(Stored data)
»»

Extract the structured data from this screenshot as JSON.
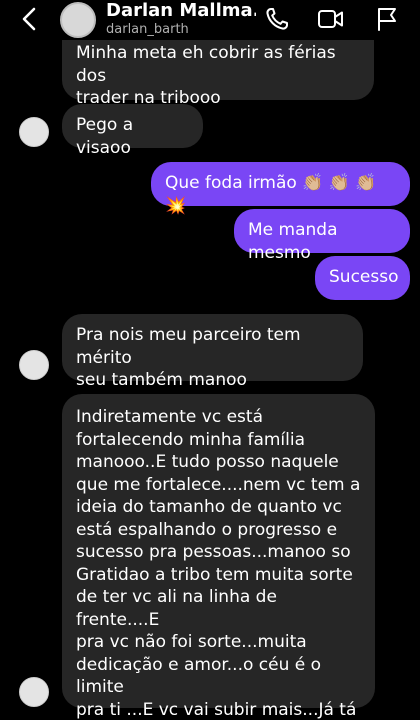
{
  "header": {
    "name": "Darlan Mallma...",
    "username": "darlan_barth"
  },
  "messages": [
    {
      "dir": "in",
      "text": "Minha meta eh cobrir as férias dos\ntrader na tribooo"
    },
    {
      "dir": "in",
      "text": "Pego a visaoo"
    },
    {
      "dir": "out",
      "text": "Que foda irmão 👏🏼 👏🏼 👏🏼 💥"
    },
    {
      "dir": "out",
      "text": "Me manda mesmo"
    },
    {
      "dir": "out",
      "text": "Sucesso"
    },
    {
      "dir": "in",
      "text": "Pra nois meu parceiro tem mérito\nseu também manoo"
    },
    {
      "dir": "in",
      "text": "Indiretamente vc está\nfortalecendo minha família\nmanooo..E tudo posso naquele\nque me fortalece....nem vc tem a\nideia do tamanho de quanto vc\nestá espalhando o progresso e\nsucesso pra pessoas...manoo so\nGratidao a tribo tem muita sorte\nde ter vc ali na linha de frente....E\npra vc não foi sorte...muita\ndedicação e amor...o céu é o limite\npra ti ...E vc vai subir mais...Já tá\ndecidido"
    }
  ],
  "colors": {
    "incoming_bubble": "#262626",
    "outgoing_bubble": "#7a46f5",
    "background": "#000000"
  },
  "icons": [
    "back-arrow-icon",
    "phone-icon",
    "video-camera-icon",
    "flag-icon"
  ]
}
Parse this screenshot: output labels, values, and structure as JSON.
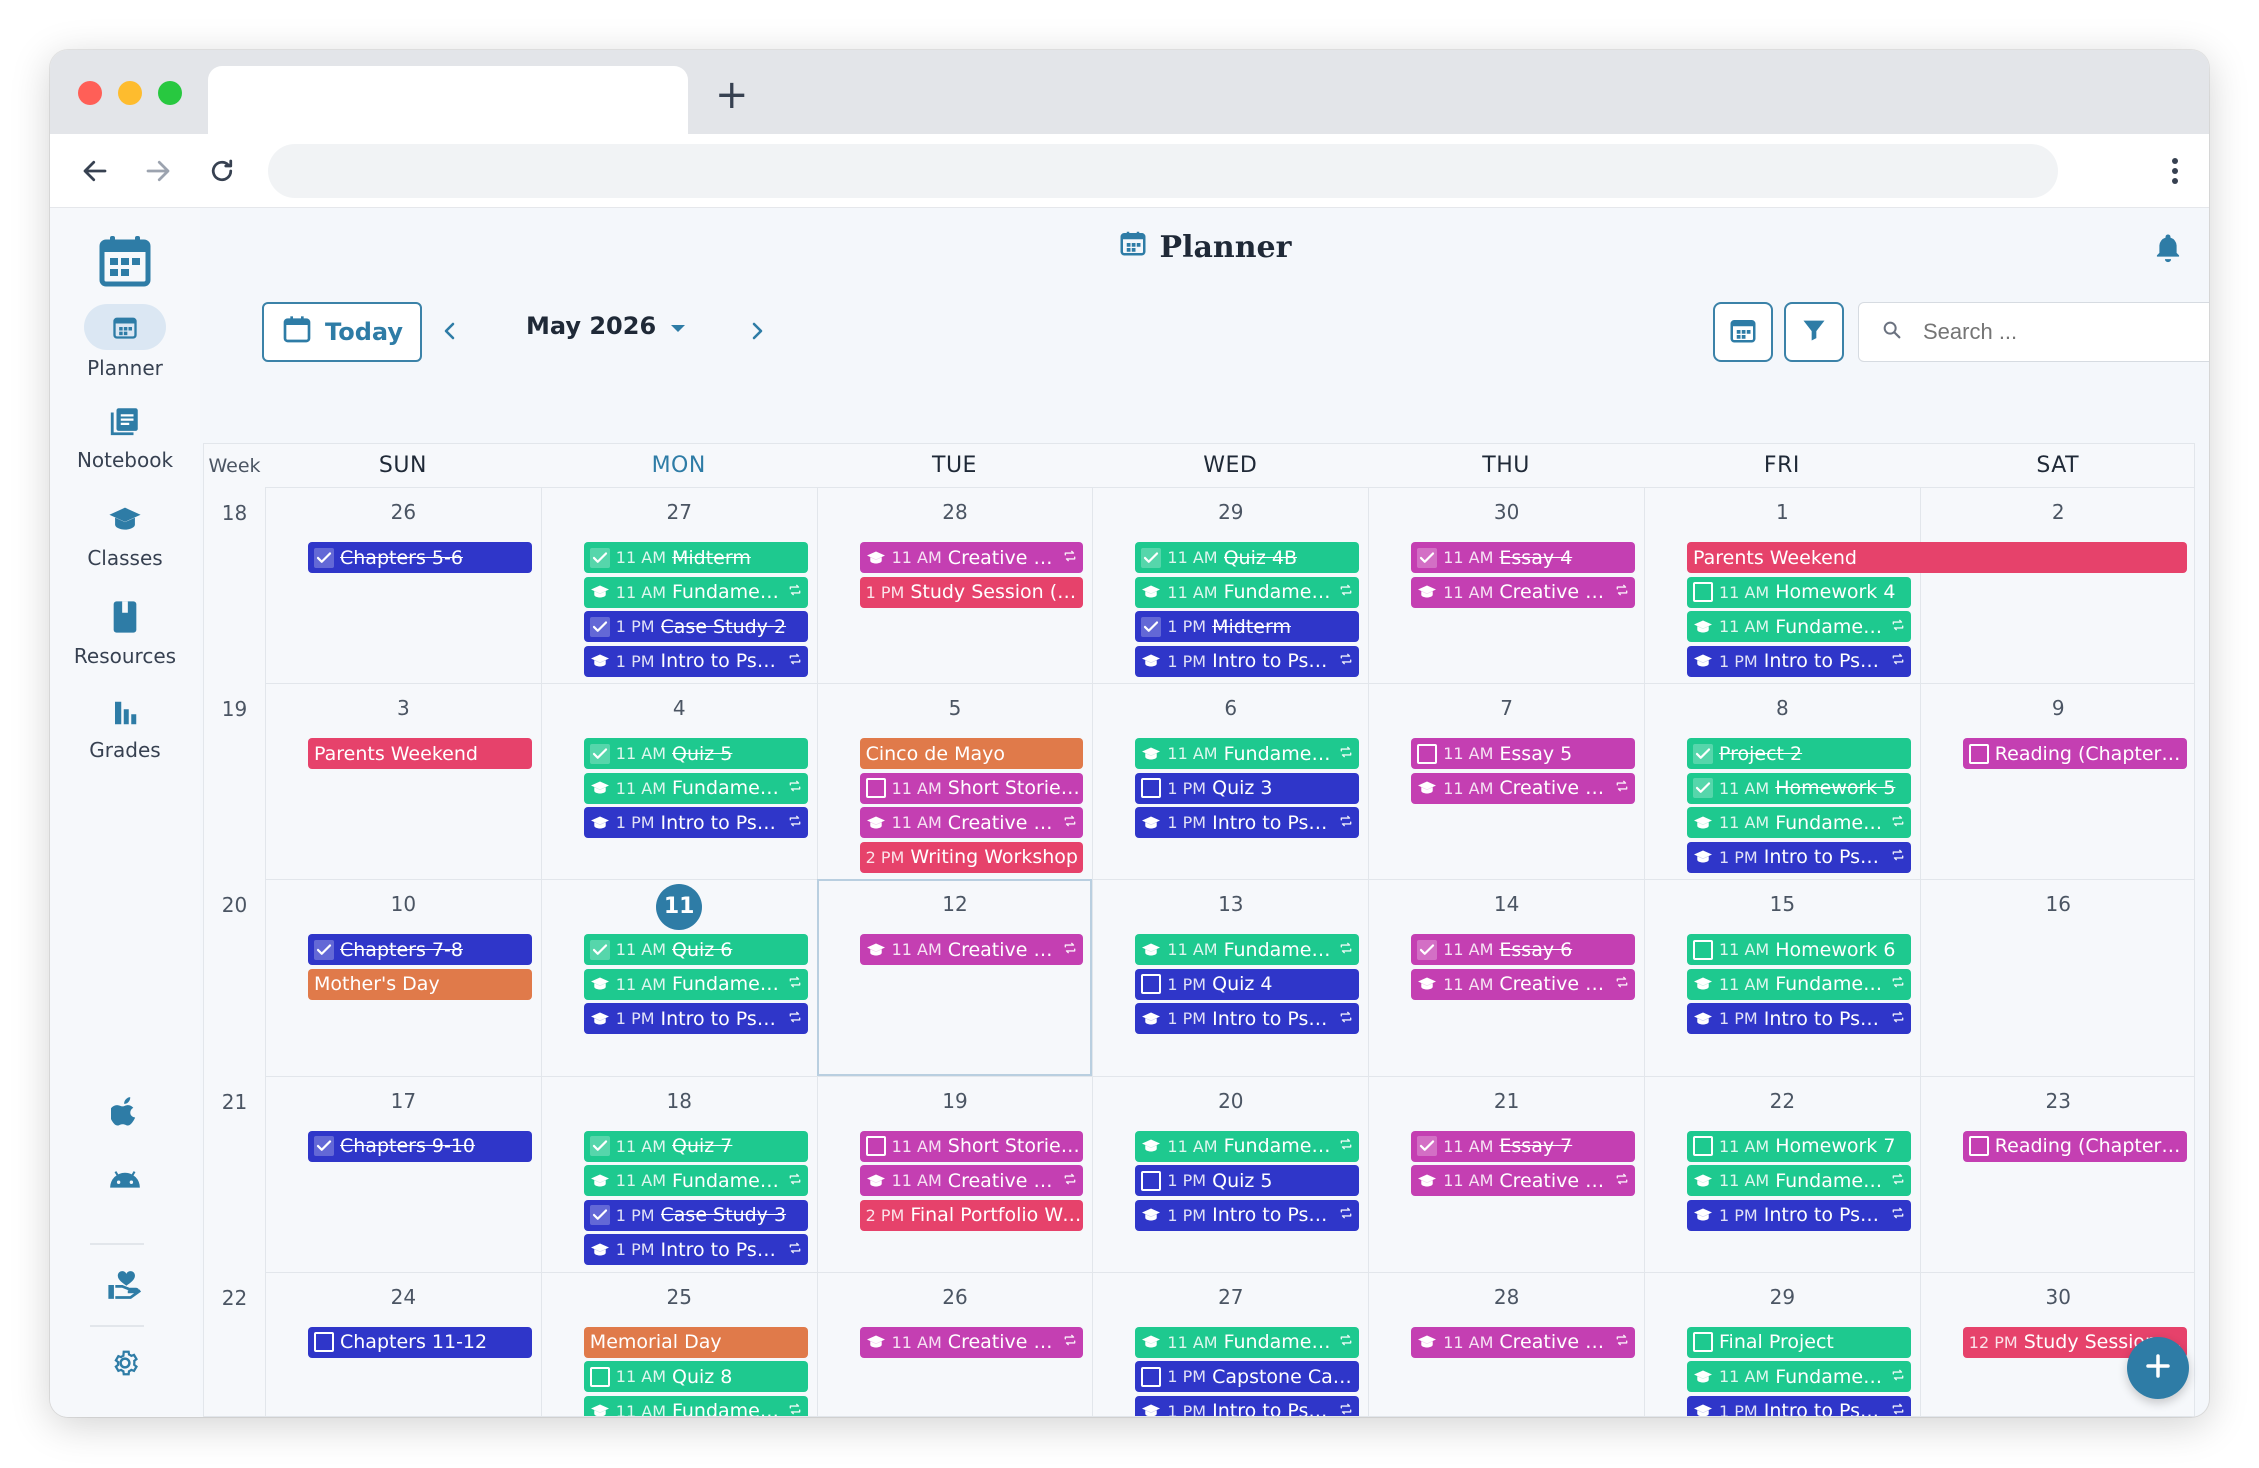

««

Written problem
Reproduce the full material exactly, excluding the pictures.

In response
Extract the structured data from this screenshot as JSON.
{
  "header": {
    "name": "Darlan Mallma...",
    "username": "darlan_barth"
  },
  "messages": [
    {
      "dir": "in",
      "text": "Minha meta eh cobrir as férias dos\ntrader na tribooo"
    },
    {
      "dir": "in",
      "text": "Pego a visaoo"
    },
    {
      "dir": "out",
      "text": "Que foda irmão 👏🏼 👏🏼 👏🏼 💥"
    },
    {
      "dir": "out",
      "text": "Me manda mesmo"
    },
    {
      "dir": "out",
      "text": "Sucesso"
    },
    {
      "dir": "in",
      "text": "Pra nois meu parceiro tem mérito\nseu também manoo"
    },
    {
      "dir": "in",
      "text": "Indiretamente vc está\nfortalecendo minha família\nmanooo..E tudo posso naquele\nque me fortalece....nem vc tem a\nideia do tamanho de quanto vc\nestá espalhando o progresso e\nsucesso pra pessoas...manoo so\nGratidao a tribo tem muita sorte\nde ter vc ali na linha de frente....E\npra vc não foi sorte...muita\ndedicação e amor...o céu é o limite\npra ti ...E vc vai subir mais...Já tá\ndecidido"
    }
  ],
  "colors": {
    "incoming_bubble": "#262626",
    "outgoing_bubble": "#7a46f5",
    "background": "#000000"
  },
  "icons": [
    "back-arrow-icon",
    "phone-icon",
    "video-camera-icon",
    "flag-icon"
  ]
}
Parse this screenshot: output labels, values, and structure as JSON.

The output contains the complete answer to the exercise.